> _EXCERPTED DATA_
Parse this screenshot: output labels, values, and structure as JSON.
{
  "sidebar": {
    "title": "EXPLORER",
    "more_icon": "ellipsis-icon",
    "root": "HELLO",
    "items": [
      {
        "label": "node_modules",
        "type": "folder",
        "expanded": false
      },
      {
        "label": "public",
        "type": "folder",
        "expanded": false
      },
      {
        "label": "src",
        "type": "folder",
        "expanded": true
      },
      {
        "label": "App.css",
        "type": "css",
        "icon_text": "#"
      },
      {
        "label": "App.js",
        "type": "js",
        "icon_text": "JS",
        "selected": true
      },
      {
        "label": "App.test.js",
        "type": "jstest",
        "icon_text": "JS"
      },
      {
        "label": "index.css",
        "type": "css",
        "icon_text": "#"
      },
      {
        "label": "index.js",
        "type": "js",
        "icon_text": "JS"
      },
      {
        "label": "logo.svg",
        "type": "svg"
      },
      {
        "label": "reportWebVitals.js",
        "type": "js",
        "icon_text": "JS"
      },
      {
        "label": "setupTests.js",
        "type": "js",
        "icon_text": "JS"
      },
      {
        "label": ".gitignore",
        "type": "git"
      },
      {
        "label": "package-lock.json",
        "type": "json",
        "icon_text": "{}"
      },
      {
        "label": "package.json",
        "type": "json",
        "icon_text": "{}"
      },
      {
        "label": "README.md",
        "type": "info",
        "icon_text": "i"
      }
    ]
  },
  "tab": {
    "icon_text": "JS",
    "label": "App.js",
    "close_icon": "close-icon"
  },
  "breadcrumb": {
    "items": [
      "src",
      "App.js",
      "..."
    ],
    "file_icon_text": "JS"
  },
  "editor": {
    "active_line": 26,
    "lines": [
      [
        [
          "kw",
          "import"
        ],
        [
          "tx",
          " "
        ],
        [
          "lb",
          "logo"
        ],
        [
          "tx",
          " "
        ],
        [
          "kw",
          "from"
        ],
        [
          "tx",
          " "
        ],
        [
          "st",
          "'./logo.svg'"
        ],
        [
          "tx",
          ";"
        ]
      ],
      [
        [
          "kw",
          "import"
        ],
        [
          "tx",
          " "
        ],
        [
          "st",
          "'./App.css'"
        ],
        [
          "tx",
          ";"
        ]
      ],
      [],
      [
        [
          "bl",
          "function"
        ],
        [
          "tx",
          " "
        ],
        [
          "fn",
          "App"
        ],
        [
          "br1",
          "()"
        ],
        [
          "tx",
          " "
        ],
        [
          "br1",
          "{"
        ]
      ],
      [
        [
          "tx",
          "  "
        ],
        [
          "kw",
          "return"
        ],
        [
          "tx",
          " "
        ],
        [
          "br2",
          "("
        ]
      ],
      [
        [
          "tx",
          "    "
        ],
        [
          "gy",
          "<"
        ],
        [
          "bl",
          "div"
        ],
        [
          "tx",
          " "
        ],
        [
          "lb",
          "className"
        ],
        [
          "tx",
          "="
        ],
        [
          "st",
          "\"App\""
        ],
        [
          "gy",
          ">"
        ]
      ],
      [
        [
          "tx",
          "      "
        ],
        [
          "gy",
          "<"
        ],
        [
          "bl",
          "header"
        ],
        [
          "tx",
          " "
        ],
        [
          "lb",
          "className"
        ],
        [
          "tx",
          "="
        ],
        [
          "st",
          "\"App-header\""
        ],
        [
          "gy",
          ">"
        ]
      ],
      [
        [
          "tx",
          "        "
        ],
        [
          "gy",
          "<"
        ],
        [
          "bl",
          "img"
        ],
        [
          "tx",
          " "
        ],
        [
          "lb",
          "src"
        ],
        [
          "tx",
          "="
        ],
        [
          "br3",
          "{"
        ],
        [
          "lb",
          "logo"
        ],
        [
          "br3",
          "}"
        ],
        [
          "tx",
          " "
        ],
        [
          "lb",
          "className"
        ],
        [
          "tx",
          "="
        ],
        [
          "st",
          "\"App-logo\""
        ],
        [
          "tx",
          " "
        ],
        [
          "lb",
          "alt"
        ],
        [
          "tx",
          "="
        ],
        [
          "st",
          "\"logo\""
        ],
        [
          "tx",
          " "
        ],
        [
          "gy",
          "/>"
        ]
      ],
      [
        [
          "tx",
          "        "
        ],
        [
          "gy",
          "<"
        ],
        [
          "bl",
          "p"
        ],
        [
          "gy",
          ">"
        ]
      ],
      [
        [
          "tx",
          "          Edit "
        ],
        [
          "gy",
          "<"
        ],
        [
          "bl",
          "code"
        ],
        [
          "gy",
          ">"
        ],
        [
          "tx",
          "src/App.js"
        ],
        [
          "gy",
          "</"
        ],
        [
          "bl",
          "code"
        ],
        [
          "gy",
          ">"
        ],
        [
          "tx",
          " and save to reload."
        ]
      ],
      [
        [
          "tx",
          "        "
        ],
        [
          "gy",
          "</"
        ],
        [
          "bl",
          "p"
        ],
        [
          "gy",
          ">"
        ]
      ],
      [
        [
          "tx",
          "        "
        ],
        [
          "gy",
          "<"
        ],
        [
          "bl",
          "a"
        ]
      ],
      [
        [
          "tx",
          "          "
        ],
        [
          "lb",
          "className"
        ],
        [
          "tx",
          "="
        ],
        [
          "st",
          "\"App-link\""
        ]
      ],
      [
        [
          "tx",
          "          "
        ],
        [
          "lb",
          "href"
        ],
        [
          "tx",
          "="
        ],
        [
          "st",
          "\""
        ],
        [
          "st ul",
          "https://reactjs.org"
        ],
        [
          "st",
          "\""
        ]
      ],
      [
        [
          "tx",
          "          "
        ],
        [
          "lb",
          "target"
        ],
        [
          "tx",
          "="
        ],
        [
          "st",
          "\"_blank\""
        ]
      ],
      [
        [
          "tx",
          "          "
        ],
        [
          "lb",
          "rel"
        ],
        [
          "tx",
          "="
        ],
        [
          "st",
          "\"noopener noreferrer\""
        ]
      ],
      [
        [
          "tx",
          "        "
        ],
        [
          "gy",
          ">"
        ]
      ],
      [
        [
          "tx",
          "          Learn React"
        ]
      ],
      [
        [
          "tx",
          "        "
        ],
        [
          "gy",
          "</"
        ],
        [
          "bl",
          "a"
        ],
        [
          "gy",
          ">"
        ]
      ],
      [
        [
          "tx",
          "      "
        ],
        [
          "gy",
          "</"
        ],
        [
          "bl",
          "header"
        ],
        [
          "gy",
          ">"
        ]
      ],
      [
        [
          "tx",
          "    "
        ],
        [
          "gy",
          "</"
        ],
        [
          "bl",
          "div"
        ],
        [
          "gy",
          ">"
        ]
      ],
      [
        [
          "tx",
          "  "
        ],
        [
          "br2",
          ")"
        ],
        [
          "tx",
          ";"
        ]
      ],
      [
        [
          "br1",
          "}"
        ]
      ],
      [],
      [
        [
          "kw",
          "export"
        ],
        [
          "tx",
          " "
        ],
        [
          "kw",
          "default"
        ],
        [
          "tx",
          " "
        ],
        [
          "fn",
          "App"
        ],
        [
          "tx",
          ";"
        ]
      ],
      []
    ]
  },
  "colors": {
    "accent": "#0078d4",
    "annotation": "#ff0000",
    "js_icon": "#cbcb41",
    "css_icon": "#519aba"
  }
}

> _TASK DETAILS_
Write out the listing once more, matching it exactly.

> _WRITTEN ANSWER_
Parse this screenshot: output labels, values, and structure as JSON.
{
  "sidebar": {
    "title": "EXPLORER",
    "more_icon": "ellipsis-icon",
    "root": "HELLO",
    "items": [
      {
        "label": "node_modules",
        "type": "folder",
        "expanded": false
      },
      {
        "label": "public",
        "type": "folder",
        "expanded": false
      },
      {
        "label": "src",
        "type": "folder",
        "expanded": true
      },
      {
        "label": "App.css",
        "type": "css",
        "icon_text": "#"
      },
      {
        "label": "App.js",
        "type": "js",
        "icon_text": "JS",
        "selected": true
      },
      {
        "label": "App.test.js",
        "type": "jstest",
        "icon_text": "JS"
      },
      {
        "label": "index.css",
        "type": "css",
        "icon_text": "#"
      },
      {
        "label": "index.js",
        "type": "js",
        "icon_text": "JS"
      },
      {
        "label": "logo.svg",
        "type": "svg"
      },
      {
        "label": "reportWebVitals.js",
        "type": "js",
        "icon_text": "JS"
      },
      {
        "label": "setupTests.js",
        "type": "js",
        "icon_text": "JS"
      },
      {
        "label": ".gitignore",
        "type": "git"
      },
      {
        "label": "package-lock.json",
        "type": "json",
        "icon_text": "{}"
      },
      {
        "label": "package.json",
        "type": "json",
        "icon_text": "{}"
      },
      {
        "label": "README.md",
        "type": "info",
        "icon_text": "i"
      }
    ]
  },
  "tab": {
    "icon_text": "JS",
    "label": "App.js",
    "close_icon": "close-icon"
  },
  "breadcrumb": {
    "items": [
      "src",
      "App.js",
      "..."
    ],
    "file_icon_text": "JS"
  },
  "editor": {
    "active_line": 26,
    "lines": [
      [
        [
          "kw",
          "import"
        ],
        [
          "tx",
          " "
        ],
        [
          "lb",
          "logo"
        ],
        [
          "tx",
          " "
        ],
        [
          "kw",
          "from"
        ],
        [
          "tx",
          " "
        ],
        [
          "st",
          "'./logo.svg'"
        ],
        [
          "tx",
          ";"
        ]
      ],
      [
        [
          "kw",
          "import"
        ],
        [
          "tx",
          " "
        ],
        [
          "st",
          "'./App.css'"
        ],
        [
          "tx",
          ";"
        ]
      ],
      [],
      [
        [
          "bl",
          "function"
        ],
        [
          "tx",
          " "
        ],
        [
          "fn",
          "App"
        ],
        [
          "br1",
          "()"
        ],
        [
          "tx",
          " "
        ],
        [
          "br1",
          "{"
        ]
      ],
      [
        [
          "tx",
          "  "
        ],
        [
          "kw",
          "return"
        ],
        [
          "tx",
          " "
        ],
        [
          "br2",
          "("
        ]
      ],
      [
        [
          "tx",
          "    "
        ],
        [
          "gy",
          "<"
        ],
        [
          "bl",
          "div"
        ],
        [
          "tx",
          " "
        ],
        [
          "lb",
          "className"
        ],
        [
          "tx",
          "="
        ],
        [
          "st",
          "\"App\""
        ],
        [
          "gy",
          ">"
        ]
      ],
      [
        [
          "tx",
          "      "
        ],
        [
          "gy",
          "<"
        ],
        [
          "bl",
          "header"
        ],
        [
          "tx",
          " "
        ],
        [
          "lb",
          "className"
        ],
        [
          "tx",
          "="
        ],
        [
          "st",
          "\"App-header\""
        ],
        [
          "gy",
          ">"
        ]
      ],
      [
        [
          "tx",
          "        "
        ],
        [
          "gy",
          "<"
        ],
        [
          "bl",
          "img"
        ],
        [
          "tx",
          " "
        ],
        [
          "lb",
          "src"
        ],
        [
          "tx",
          "="
        ],
        [
          "br3",
          "{"
        ],
        [
          "lb",
          "logo"
        ],
        [
          "br3",
          "}"
        ],
        [
          "tx",
          " "
        ],
        [
          "lb",
          "className"
        ],
        [
          "tx",
          "="
        ],
        [
          "st",
          "\"App-logo\""
        ],
        [
          "tx",
          " "
        ],
        [
          "lb",
          "alt"
        ],
        [
          "tx",
          "="
        ],
        [
          "st",
          "\"logo\""
        ],
        [
          "tx",
          " "
        ],
        [
          "gy",
          "/>"
        ]
      ],
      [
        [
          "tx",
          "        "
        ],
        [
          "gy",
          "<"
        ],
        [
          "bl",
          "p"
        ],
        [
          "gy",
          ">"
        ]
      ],
      [
        [
          "tx",
          "          Edit "
        ],
        [
          "gy",
          "<"
        ],
        [
          "bl",
          "code"
        ],
        [
          "gy",
          ">"
        ],
        [
          "tx",
          "src/App.js"
        ],
        [
          "gy",
          "</"
        ],
        [
          "bl",
          "code"
        ],
        [
          "gy",
          ">"
        ],
        [
          "tx",
          " and save to reload."
        ]
      ],
      [
        [
          "tx",
          "        "
        ],
        [
          "gy",
          "</"
        ],
        [
          "bl",
          "p"
        ],
        [
          "gy",
          ">"
        ]
      ],
      [
        [
          "tx",
          "        "
        ],
        [
          "gy",
          "<"
        ],
        [
          "bl",
          "a"
        ]
      ],
      [
        [
          "tx",
          "          "
        ],
        [
          "lb",
          "className"
        ],
        [
          "tx",
          "="
        ],
        [
          "st",
          "\"App-link\""
        ]
      ],
      [
        [
          "tx",
          "          "
        ],
        [
          "lb",
          "href"
        ],
        [
          "tx",
          "="
        ],
        [
          "st",
          "\""
        ],
        [
          "st ul",
          "https://reactjs.org"
        ],
        [
          "st",
          "\""
        ]
      ],
      [
        [
          "tx",
          "          "
        ],
        [
          "lb",
          "target"
        ],
        [
          "tx",
          "="
        ],
        [
          "st",
          "\"_blank\""
        ]
      ],
      [
        [
          "tx",
          "          "
        ],
        [
          "lb",
          "rel"
        ],
        [
          "tx",
          "="
        ],
        [
          "st",
          "\"noopener noreferrer\""
        ]
      ],
      [
        [
          "tx",
          "        "
        ],
        [
          "gy",
          ">"
        ]
      ],
      [
        [
          "tx",
          "          Learn React"
        ]
      ],
      [
        [
          "tx",
          "        "
        ],
        [
          "gy",
          "</"
        ],
        [
          "bl",
          "a"
        ],
        [
          "gy",
          ">"
        ]
      ],
      [
        [
          "tx",
          "      "
        ],
        [
          "gy",
          "</"
        ],
        [
          "bl",
          "header"
        ],
        [
          "gy",
          ">"
        ]
      ],
      [
        [
          "tx",
          "    "
        ],
        [
          "gy",
          "</"
        ],
        [
          "bl",
          "div"
        ],
        [
          "gy",
          ">"
        ]
      ],
      [
        [
          "tx",
          "  "
        ],
        [
          "br2",
          ")"
        ],
        [
          "tx",
          ";"
        ]
      ],
      [
        [
          "br1",
          "}"
        ]
      ],
      [],
      [
        [
          "kw",
          "export"
        ],
        [
          "tx",
          " "
        ],
        [
          "kw",
          "default"
        ],
        [
          "tx",
          " "
        ],
        [
          "fn",
          "App"
        ],
        [
          "tx",
          ";"
        ]
      ],
      []
    ]
  },
  "colors": {
    "accent": "#0078d4",
    "annotation": "#ff0000",
    "js_icon": "#cbcb41",
    "css_icon": "#519aba"
  }
}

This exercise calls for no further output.